== Listed entries

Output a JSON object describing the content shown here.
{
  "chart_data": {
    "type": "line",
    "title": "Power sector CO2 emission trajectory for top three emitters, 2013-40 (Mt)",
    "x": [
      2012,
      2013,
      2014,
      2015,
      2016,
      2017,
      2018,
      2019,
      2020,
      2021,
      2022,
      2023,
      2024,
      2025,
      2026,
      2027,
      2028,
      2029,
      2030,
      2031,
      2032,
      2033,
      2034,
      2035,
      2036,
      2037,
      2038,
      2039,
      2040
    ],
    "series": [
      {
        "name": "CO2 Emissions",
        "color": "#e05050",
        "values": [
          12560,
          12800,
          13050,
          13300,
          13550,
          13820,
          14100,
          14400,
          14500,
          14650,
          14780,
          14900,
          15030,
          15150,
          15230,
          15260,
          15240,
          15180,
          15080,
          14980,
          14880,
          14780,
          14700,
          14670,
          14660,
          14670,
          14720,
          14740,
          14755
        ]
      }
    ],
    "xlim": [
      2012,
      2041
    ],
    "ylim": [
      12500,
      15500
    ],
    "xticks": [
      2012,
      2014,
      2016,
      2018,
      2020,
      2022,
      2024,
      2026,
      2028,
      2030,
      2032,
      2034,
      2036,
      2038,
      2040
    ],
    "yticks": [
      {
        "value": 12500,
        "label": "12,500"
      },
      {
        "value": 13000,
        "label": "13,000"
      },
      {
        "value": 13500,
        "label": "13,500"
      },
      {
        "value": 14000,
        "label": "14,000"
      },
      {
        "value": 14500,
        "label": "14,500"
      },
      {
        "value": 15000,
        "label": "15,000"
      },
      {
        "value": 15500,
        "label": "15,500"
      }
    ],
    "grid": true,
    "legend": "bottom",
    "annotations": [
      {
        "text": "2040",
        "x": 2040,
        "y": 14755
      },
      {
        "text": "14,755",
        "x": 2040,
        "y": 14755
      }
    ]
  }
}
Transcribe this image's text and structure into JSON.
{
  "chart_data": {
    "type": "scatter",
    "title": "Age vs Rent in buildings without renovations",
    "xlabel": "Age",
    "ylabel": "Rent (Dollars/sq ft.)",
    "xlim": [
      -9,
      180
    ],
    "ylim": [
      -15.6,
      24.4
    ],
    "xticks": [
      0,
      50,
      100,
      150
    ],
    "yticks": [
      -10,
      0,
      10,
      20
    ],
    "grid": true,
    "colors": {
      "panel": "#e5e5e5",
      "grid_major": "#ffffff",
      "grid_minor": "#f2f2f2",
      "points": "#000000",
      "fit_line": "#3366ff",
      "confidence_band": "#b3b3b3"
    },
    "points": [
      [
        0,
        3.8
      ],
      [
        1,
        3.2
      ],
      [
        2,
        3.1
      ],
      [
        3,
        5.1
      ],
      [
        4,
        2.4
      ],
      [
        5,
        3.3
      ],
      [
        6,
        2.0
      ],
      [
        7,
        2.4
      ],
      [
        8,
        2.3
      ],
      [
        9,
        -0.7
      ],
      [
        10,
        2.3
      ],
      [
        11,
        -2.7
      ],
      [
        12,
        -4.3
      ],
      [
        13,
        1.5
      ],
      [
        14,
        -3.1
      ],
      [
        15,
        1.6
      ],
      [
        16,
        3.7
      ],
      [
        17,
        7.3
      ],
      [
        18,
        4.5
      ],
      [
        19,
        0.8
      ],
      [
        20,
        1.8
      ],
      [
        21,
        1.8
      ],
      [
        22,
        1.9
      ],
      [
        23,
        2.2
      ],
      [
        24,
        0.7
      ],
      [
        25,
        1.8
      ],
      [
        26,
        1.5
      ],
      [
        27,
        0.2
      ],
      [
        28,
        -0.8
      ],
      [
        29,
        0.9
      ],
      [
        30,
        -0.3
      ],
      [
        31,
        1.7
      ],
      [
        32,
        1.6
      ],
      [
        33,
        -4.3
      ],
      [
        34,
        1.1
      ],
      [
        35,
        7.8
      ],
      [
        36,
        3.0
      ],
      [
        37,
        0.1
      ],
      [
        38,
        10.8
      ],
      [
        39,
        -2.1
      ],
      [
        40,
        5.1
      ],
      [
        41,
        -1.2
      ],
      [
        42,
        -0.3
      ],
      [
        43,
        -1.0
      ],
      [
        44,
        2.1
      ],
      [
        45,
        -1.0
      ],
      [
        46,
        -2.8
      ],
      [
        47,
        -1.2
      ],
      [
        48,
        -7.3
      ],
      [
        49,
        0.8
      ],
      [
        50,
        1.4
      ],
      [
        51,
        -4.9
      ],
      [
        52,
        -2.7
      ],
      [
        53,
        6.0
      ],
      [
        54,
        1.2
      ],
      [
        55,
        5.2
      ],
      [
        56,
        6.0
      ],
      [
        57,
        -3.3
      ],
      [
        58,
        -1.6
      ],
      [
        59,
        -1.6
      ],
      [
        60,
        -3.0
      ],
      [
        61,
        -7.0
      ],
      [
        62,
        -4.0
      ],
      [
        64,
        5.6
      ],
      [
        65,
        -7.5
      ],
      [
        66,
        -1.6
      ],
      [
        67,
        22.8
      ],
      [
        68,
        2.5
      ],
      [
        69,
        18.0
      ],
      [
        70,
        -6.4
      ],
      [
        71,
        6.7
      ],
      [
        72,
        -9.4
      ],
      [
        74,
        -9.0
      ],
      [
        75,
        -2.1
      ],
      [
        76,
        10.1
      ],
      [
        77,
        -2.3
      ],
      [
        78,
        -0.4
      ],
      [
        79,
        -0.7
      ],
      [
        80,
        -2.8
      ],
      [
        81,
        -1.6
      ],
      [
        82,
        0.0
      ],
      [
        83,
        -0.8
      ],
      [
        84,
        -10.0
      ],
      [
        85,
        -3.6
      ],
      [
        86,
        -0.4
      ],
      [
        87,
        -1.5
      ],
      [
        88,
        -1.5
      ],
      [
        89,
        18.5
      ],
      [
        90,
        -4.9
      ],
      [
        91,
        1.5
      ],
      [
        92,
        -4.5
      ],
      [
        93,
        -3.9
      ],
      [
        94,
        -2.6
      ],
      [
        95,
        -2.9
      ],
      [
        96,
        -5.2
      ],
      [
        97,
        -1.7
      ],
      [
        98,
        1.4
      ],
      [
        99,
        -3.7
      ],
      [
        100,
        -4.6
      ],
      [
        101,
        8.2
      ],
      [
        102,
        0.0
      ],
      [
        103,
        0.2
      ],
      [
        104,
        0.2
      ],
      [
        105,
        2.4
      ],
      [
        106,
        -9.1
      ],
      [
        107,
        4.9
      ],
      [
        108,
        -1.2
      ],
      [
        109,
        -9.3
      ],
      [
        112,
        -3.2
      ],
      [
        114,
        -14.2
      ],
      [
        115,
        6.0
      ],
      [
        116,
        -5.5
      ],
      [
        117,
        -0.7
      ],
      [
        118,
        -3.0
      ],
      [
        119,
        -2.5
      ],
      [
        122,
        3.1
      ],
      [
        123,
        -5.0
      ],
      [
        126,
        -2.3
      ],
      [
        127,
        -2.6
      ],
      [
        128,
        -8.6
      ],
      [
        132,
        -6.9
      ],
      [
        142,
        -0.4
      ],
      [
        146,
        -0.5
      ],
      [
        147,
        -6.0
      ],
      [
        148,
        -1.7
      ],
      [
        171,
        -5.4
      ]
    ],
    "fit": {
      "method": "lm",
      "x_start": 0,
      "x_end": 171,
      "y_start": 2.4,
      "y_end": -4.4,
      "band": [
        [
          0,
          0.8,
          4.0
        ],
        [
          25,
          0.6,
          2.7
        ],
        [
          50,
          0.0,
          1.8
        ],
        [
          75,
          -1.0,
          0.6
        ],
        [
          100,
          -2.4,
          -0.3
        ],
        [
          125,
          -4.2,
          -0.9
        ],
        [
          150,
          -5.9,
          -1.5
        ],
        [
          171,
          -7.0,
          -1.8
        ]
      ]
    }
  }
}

====

## What is expected
All lines holding the word "JSON" should be picked out and copied.

## Response below
Output a JSON object describing the content shown here.
Transcribe this image's text and structure into JSON.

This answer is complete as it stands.